GIVEN TASK => In the entries below, count the lines holding "Significant". Reply with the number only.

INFORMATION PROVIDED =>

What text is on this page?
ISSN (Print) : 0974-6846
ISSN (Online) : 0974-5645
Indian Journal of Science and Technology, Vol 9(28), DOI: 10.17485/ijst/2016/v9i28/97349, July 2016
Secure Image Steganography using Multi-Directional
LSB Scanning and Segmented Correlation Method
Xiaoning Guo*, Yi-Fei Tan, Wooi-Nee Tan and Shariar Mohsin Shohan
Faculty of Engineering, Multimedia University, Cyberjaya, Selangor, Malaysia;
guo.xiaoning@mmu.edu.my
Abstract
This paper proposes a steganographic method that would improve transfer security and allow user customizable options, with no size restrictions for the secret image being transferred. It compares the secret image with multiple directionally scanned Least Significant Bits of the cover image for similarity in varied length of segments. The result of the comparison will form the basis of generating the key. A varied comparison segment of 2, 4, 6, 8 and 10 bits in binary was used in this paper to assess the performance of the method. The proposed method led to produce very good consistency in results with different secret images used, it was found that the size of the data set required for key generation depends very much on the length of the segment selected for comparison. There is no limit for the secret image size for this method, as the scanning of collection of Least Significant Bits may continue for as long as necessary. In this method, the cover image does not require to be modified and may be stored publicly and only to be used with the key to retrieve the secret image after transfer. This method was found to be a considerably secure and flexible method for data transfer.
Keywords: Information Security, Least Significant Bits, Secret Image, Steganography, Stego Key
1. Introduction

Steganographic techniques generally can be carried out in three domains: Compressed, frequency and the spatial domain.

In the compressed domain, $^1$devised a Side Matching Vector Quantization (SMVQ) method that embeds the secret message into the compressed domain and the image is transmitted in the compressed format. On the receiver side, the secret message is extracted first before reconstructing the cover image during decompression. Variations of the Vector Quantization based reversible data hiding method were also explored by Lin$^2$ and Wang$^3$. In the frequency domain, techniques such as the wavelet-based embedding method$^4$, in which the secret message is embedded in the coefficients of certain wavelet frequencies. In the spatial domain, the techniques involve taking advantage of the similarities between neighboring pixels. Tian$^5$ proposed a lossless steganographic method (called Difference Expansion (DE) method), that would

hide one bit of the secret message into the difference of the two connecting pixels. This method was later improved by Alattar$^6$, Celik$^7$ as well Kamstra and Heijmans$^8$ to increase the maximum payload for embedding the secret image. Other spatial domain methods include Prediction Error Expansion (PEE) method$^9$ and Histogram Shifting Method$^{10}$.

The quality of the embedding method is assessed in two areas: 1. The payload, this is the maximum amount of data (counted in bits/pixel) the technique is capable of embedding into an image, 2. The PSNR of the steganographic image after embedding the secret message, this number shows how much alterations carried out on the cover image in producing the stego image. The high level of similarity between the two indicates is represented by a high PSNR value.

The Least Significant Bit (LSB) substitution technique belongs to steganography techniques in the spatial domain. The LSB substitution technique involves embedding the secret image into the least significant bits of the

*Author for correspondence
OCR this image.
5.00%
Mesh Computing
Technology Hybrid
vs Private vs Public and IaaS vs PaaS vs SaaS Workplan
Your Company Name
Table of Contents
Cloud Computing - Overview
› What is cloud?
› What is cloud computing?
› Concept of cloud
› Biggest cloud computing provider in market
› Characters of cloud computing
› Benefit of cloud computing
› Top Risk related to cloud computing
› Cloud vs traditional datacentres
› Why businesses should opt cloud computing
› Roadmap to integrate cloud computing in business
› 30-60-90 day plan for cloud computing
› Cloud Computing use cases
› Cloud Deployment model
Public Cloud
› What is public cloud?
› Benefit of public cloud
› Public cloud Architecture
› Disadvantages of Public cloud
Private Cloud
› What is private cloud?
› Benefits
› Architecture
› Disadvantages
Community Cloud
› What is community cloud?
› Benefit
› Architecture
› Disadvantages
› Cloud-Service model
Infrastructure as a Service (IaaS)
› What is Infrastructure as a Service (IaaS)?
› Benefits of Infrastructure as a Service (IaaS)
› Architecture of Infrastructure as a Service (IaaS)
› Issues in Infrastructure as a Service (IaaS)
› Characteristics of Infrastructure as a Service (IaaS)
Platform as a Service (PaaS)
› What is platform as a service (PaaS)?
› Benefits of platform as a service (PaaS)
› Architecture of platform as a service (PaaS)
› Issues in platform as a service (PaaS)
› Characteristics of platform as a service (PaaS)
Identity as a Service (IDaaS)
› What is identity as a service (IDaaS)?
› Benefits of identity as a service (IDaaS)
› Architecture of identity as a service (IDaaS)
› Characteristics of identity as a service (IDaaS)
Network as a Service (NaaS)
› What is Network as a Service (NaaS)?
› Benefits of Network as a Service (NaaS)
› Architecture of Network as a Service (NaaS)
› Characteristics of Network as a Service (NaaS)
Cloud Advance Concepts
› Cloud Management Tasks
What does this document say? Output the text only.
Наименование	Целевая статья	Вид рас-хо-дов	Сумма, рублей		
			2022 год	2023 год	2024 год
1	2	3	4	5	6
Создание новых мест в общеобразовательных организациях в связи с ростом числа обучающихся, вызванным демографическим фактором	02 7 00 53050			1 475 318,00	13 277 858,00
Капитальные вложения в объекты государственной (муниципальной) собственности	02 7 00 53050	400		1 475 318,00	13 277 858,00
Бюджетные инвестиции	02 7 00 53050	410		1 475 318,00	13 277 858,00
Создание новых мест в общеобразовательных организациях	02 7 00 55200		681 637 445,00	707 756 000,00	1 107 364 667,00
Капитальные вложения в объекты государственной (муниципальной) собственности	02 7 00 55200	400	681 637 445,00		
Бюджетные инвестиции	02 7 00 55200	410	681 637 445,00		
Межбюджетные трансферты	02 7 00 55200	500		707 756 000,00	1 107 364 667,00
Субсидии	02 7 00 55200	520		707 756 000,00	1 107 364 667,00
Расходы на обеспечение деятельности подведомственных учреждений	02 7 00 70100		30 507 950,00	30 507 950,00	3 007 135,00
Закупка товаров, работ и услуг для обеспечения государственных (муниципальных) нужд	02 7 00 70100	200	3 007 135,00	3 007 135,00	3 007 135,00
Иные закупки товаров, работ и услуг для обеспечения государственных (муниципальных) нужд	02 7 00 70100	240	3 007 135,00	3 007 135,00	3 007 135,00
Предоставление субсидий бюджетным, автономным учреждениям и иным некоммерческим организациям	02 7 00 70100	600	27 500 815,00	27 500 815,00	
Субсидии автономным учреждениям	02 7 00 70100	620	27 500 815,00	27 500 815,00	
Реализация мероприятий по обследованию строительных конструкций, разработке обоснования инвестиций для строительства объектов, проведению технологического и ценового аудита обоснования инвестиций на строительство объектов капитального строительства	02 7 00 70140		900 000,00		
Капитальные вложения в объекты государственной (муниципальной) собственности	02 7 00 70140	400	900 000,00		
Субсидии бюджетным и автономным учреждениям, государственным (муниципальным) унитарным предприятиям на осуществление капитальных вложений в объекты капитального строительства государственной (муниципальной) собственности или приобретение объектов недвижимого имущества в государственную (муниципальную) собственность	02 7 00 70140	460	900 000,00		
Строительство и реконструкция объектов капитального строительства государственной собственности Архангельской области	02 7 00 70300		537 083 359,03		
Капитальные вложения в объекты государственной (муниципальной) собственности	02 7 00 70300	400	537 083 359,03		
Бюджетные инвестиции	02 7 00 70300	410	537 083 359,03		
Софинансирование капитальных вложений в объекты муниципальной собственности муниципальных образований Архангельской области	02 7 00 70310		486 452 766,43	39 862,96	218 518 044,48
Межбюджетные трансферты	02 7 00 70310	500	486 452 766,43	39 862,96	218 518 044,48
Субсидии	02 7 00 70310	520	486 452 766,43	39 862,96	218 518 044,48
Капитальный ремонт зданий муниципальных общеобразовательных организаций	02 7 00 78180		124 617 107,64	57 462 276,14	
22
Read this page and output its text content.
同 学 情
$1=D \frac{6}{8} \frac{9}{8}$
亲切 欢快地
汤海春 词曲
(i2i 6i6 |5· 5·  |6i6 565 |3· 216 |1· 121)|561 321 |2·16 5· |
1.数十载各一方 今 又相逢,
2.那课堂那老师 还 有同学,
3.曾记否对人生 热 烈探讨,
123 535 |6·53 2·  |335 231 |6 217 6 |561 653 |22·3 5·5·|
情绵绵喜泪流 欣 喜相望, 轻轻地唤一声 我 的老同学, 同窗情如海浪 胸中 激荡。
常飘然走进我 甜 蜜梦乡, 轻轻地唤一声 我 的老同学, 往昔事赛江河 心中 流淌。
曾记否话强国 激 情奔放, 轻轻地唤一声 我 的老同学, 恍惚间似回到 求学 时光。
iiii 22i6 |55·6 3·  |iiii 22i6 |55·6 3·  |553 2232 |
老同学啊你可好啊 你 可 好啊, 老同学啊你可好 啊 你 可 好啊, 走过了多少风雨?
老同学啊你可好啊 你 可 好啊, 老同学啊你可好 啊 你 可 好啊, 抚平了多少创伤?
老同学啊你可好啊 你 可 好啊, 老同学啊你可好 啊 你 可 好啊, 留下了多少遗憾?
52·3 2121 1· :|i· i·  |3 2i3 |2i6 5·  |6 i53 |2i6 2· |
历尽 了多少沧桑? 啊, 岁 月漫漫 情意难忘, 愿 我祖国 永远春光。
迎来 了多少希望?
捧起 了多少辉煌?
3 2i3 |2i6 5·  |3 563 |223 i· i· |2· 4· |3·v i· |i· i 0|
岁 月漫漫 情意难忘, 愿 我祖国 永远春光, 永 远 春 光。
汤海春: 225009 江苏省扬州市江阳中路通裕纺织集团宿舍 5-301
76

ANSWER TO THIS PROBLEM => 3